**YOUR TASK:**
Every entry below must be repeated exactly; skip the pictures.

[Dataset rows]
::::
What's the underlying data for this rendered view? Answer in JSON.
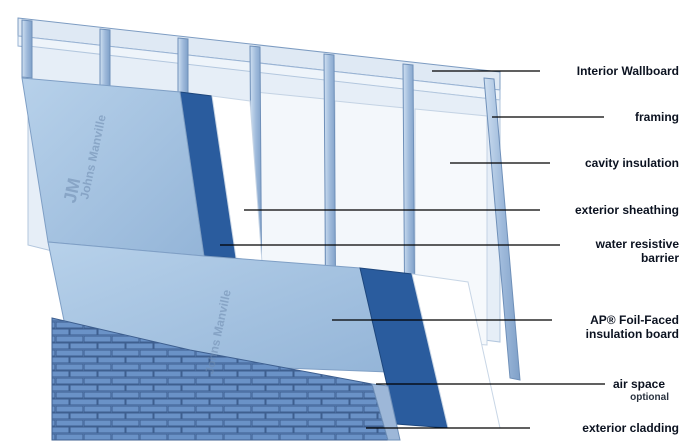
{
  "diagram": {
    "labels": {
      "interior_wallboard": "Interior Wallboard",
      "framing": "framing",
      "cavity_insulation": "cavity insulation",
      "exterior_sheathing": "exterior sheathing",
      "water_resistive_barrier_line1": "water resistive",
      "water_resistive_barrier_line2": "barrier",
      "insulation_board_line1": "AP® Foil-Faced",
      "insulation_board_line2": "insulation board",
      "air_space": "air space",
      "air_space_note": "optional",
      "exterior_cladding": "exterior cladding"
    },
    "brand_mark": "Johns Manville",
    "brand_logo": "JM",
    "colors": {
      "panel": "#a9c6e3",
      "panel_dark": "#8eaed1",
      "stud": "#a7bfdc",
      "barrier": "#2a5c9e",
      "insulation": "#f2f6fa",
      "brick": "#5d86bd",
      "brick_mortar": "#3e5f8f",
      "leader_line": "#000000"
    }
  }
}
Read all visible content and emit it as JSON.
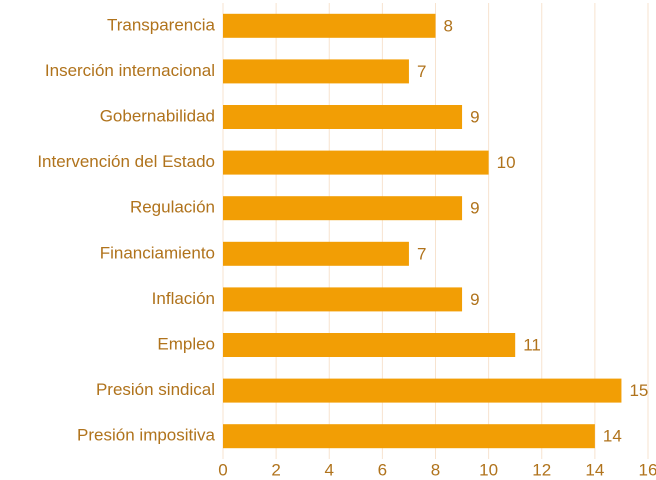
{
  "chart_data": {
    "type": "barh",
    "categories": [
      "Transparencia",
      "Inserción internacional",
      "Gobernabilidad",
      "Intervención del Estado",
      "Regulación",
      "Financiamiento",
      "Inflación",
      "Empleo",
      "Presión sindical",
      "Presión impositiva"
    ],
    "values": [
      8,
      7,
      9,
      10,
      9,
      7,
      9,
      11,
      15,
      14
    ],
    "color": "#f29e05",
    "xlim": [
      0,
      16
    ],
    "xticks": [
      0,
      2,
      4,
      6,
      8,
      10,
      12,
      14,
      16
    ],
    "grid": true
  }
}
::::
**REPLY:**
What's the underlying data for this rendered view? Answer in JSON.
{
  "diagram": {
    "labels": {
      "interior_wallboard": "Interior Wallboard",
      "framing": "framing",
      "cavity_insulation": "cavity insulation",
      "exterior_sheathing": "exterior sheathing",
      "water_resistive_barrier_line1": "water resistive",
      "water_resistive_barrier_line2": "barrier",
      "insulation_board_line1": "AP® Foil-Faced",
      "insulation_board_line2": "insulation board",
      "air_space": "air space",
      "air_space_note": "optional",
      "exterior_cladding": "exterior cladding"
    },
    "brand_mark": "Johns Manville",
    "brand_logo": "JM",
    "colors": {
      "panel": "#a9c6e3",
      "panel_dark": "#8eaed1",
      "stud": "#a7bfdc",
      "barrier": "#2a5c9e",
      "insulation": "#f2f6fa",
      "brick": "#5d86bd",
      "brick_mortar": "#3e5f8f",
      "leader_line": "#000000"
    }
  }
}
Read all visible content and emit it as JSON.
{
  "chart_data": {
    "type": "barh",
    "categories": [
      "Transparencia",
      "Inserción internacional",
      "Gobernabilidad",
      "Intervención del Estado",
      "Regulación",
      "Financiamiento",
      "Inflación",
      "Empleo",
      "Presión sindical",
      "Presión impositiva"
    ],
    "values": [
      8,
      7,
      9,
      10,
      9,
      7,
      9,
      11,
      15,
      14
    ],
    "color": "#f29e05",
    "xlim": [
      0,
      16
    ],
    "xticks": [
      0,
      2,
      4,
      6,
      8,
      10,
      12,
      14,
      16
    ],
    "grid": true
  }
}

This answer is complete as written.